#### [INPUT ROWS]
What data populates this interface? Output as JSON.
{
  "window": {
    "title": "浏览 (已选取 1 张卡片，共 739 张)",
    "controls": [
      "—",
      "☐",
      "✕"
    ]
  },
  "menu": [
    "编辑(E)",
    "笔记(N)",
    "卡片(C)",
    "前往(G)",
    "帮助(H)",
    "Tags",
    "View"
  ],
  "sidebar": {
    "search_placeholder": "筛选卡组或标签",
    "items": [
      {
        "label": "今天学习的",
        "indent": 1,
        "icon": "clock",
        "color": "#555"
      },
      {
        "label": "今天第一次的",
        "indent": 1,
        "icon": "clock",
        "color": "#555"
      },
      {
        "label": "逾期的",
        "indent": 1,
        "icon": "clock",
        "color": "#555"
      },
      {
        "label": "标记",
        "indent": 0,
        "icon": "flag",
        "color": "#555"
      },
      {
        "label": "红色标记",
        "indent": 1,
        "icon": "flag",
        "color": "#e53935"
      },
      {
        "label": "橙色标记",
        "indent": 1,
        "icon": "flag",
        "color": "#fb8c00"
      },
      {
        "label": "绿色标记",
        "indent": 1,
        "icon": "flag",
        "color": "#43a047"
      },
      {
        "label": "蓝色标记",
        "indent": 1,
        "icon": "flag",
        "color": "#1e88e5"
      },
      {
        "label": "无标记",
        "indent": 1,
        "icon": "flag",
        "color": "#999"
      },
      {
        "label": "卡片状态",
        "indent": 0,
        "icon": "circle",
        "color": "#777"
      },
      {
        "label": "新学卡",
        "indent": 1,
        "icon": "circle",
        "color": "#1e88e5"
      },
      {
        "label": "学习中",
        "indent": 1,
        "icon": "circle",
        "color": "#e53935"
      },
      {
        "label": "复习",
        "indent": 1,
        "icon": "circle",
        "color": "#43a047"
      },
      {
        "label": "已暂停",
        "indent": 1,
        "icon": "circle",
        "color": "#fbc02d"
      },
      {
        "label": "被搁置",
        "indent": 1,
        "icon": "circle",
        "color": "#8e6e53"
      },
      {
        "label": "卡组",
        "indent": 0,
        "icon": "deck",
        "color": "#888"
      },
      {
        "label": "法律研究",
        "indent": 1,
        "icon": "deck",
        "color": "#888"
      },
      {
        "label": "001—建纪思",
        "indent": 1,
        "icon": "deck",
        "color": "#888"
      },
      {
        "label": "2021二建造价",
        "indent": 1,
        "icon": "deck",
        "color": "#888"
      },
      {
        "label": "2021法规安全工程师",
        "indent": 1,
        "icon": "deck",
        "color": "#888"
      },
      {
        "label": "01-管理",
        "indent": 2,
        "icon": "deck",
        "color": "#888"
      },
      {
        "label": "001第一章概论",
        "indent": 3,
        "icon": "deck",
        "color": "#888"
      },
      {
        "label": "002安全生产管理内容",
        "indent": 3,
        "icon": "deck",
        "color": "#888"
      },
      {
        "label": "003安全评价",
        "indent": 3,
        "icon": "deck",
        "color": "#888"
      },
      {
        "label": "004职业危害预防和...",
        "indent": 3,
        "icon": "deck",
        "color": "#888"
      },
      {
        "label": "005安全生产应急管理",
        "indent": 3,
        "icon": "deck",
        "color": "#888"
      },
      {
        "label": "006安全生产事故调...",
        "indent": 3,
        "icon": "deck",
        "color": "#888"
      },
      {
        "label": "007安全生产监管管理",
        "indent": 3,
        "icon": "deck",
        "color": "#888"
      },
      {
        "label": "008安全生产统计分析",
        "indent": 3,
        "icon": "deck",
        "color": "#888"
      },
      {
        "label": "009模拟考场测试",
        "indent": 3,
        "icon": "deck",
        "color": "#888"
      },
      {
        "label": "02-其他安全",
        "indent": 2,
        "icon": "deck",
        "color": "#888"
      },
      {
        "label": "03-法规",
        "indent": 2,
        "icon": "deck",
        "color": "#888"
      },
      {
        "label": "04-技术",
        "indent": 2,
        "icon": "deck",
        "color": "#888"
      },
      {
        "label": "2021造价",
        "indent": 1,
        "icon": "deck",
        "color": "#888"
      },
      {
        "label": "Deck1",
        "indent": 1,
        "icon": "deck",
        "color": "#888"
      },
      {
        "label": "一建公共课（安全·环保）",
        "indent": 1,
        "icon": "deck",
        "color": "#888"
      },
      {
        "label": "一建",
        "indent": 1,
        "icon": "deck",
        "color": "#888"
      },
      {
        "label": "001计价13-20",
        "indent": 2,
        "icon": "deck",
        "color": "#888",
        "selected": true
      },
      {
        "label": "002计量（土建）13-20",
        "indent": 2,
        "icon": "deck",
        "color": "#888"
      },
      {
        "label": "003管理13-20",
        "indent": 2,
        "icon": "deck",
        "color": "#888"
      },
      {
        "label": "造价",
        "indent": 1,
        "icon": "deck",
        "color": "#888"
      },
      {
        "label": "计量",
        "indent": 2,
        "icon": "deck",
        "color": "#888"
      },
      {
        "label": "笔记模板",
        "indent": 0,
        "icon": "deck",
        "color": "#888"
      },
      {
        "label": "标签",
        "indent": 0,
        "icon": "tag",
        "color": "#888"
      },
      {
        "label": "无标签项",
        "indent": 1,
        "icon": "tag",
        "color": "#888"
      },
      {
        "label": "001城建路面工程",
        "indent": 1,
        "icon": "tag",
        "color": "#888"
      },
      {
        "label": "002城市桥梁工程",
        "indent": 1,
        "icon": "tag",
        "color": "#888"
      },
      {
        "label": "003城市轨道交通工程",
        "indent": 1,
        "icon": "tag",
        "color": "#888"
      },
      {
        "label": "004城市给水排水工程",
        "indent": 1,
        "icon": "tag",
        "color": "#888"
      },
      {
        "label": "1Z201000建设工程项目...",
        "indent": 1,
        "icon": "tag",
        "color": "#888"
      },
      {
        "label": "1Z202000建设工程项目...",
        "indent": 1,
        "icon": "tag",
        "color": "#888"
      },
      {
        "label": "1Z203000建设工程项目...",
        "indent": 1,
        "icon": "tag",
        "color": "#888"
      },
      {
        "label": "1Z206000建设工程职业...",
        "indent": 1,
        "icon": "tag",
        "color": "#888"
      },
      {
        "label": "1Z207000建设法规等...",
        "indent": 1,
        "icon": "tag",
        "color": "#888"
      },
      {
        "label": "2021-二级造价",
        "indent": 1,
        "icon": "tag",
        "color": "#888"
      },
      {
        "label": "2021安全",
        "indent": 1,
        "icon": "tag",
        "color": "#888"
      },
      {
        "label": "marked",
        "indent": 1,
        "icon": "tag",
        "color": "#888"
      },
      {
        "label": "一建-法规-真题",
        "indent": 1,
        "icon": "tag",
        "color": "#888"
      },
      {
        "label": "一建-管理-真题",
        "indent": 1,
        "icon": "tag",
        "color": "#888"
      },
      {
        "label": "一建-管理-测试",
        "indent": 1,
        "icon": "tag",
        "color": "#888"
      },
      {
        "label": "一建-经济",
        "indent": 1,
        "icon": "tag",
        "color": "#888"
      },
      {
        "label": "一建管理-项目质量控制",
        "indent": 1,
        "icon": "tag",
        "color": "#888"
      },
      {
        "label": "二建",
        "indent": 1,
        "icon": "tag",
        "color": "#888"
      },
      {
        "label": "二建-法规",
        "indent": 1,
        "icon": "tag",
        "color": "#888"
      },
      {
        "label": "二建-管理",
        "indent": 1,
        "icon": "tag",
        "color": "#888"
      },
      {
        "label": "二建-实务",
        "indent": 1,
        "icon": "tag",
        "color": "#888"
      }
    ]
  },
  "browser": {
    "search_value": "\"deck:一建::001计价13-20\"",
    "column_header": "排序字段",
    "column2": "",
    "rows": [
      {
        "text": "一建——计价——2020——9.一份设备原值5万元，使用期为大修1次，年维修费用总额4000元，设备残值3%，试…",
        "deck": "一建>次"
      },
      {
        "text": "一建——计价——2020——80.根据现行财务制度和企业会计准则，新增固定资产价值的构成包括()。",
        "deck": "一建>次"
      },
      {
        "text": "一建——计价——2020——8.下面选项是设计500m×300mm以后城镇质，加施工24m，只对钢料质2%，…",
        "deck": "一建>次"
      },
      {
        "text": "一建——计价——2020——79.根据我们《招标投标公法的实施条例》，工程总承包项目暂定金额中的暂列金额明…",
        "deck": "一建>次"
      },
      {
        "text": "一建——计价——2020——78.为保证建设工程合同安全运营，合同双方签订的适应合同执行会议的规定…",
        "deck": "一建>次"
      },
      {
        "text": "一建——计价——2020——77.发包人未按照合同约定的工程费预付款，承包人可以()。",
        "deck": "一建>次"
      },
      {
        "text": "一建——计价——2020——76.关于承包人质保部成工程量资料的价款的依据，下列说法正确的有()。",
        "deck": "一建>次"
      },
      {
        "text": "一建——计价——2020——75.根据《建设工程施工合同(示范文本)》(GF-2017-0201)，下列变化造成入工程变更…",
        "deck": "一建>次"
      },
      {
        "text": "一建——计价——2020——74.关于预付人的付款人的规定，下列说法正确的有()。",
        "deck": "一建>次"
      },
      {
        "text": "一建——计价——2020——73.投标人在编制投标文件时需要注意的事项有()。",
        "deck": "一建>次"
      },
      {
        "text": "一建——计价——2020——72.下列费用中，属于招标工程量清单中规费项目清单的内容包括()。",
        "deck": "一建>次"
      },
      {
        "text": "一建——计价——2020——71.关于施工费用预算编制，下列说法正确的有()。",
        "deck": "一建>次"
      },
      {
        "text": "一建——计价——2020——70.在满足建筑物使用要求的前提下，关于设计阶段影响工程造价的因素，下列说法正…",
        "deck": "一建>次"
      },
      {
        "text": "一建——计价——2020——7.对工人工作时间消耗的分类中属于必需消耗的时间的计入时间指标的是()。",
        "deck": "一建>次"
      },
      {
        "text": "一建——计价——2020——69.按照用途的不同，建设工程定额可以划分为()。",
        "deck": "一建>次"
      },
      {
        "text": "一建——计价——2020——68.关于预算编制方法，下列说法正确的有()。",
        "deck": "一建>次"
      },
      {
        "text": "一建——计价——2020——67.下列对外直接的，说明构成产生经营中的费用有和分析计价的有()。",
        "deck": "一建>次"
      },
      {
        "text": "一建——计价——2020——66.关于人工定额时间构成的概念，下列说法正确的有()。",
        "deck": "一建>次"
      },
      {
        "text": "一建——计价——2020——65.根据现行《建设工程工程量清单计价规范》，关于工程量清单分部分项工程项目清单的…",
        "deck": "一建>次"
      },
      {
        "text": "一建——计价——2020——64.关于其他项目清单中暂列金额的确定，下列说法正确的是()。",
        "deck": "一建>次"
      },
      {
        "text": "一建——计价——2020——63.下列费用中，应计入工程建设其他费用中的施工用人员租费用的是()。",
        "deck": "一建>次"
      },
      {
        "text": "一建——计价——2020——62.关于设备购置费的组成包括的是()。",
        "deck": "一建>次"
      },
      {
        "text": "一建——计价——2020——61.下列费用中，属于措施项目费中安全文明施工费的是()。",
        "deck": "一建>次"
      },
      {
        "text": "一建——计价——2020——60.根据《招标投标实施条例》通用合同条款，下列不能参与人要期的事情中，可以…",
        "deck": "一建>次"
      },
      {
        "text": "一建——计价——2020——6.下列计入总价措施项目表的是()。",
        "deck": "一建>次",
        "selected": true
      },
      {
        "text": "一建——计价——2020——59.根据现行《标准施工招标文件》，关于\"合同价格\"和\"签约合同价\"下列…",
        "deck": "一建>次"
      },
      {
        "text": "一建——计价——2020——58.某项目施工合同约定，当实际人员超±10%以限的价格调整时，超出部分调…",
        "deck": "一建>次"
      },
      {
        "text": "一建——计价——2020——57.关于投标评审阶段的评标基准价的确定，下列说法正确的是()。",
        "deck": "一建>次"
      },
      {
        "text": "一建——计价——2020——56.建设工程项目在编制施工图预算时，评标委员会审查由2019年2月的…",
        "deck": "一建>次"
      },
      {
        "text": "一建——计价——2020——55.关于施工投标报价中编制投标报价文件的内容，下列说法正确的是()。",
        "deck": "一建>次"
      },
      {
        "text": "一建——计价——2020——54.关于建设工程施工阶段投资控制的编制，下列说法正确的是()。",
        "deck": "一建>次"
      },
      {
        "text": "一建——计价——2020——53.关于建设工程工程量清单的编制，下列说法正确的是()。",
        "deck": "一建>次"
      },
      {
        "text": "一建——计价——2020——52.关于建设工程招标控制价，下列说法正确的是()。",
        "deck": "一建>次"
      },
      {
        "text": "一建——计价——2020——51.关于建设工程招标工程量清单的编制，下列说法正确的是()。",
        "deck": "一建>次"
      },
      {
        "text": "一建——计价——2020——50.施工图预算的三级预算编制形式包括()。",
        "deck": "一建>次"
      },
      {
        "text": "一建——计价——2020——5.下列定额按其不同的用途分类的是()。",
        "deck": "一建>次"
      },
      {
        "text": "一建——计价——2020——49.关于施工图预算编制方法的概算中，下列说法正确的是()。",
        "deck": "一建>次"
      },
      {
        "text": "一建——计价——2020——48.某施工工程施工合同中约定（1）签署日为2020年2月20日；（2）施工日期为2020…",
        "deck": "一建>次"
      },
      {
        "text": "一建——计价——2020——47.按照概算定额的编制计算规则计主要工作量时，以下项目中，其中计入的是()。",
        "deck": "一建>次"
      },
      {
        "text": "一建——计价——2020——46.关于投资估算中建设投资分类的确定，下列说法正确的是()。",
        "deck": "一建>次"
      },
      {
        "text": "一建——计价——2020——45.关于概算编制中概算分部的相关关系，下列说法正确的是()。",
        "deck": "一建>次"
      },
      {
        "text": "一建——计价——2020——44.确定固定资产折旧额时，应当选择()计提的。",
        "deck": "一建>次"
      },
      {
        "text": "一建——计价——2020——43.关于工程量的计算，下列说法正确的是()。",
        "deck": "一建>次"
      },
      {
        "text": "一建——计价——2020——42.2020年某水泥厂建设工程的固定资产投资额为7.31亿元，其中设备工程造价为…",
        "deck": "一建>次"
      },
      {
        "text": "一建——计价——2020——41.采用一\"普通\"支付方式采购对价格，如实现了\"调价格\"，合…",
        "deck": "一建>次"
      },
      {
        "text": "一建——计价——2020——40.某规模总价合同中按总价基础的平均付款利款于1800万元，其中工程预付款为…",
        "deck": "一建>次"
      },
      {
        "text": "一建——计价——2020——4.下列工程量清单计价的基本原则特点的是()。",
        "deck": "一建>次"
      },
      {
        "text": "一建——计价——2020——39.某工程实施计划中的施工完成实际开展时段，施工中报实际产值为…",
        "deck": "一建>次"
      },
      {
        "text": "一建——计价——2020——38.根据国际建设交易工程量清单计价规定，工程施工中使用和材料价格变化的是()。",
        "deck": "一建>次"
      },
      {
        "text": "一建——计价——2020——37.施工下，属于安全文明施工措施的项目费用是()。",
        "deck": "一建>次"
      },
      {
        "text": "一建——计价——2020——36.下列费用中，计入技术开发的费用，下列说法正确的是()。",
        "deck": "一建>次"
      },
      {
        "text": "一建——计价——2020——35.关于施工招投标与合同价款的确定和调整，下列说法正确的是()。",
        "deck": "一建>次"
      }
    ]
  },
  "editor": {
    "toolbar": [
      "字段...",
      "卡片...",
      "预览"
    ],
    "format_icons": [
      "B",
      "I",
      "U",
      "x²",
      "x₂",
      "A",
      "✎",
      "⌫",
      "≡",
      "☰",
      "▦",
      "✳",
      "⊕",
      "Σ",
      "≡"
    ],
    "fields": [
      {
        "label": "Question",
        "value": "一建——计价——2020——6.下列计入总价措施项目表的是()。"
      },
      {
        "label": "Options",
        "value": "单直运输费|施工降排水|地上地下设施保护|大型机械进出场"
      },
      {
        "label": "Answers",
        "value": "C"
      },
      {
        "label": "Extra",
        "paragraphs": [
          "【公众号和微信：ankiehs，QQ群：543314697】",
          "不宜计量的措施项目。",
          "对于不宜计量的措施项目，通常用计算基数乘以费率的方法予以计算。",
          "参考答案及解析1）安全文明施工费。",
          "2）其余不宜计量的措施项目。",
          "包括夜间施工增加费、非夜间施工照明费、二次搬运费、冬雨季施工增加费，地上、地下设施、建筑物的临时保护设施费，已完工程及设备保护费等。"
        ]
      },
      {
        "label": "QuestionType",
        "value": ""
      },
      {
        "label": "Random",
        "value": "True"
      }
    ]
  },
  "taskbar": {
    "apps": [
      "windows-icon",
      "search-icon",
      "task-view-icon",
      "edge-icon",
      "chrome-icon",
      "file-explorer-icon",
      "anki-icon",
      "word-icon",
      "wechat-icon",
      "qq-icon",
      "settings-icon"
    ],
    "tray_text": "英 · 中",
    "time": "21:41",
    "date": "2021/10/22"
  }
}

#### [AIM OF THE EXERCISE]
Pick out every line with the string "下列计入总价措施项目表的是" and copy it.

#### [CORRECT RESULT]
        "text": "一建——计价——2020——6.下列计入总价措施项目表的是()。",
        "value": "一建——计价——2020——6.下列计入总价措施项目表的是()。"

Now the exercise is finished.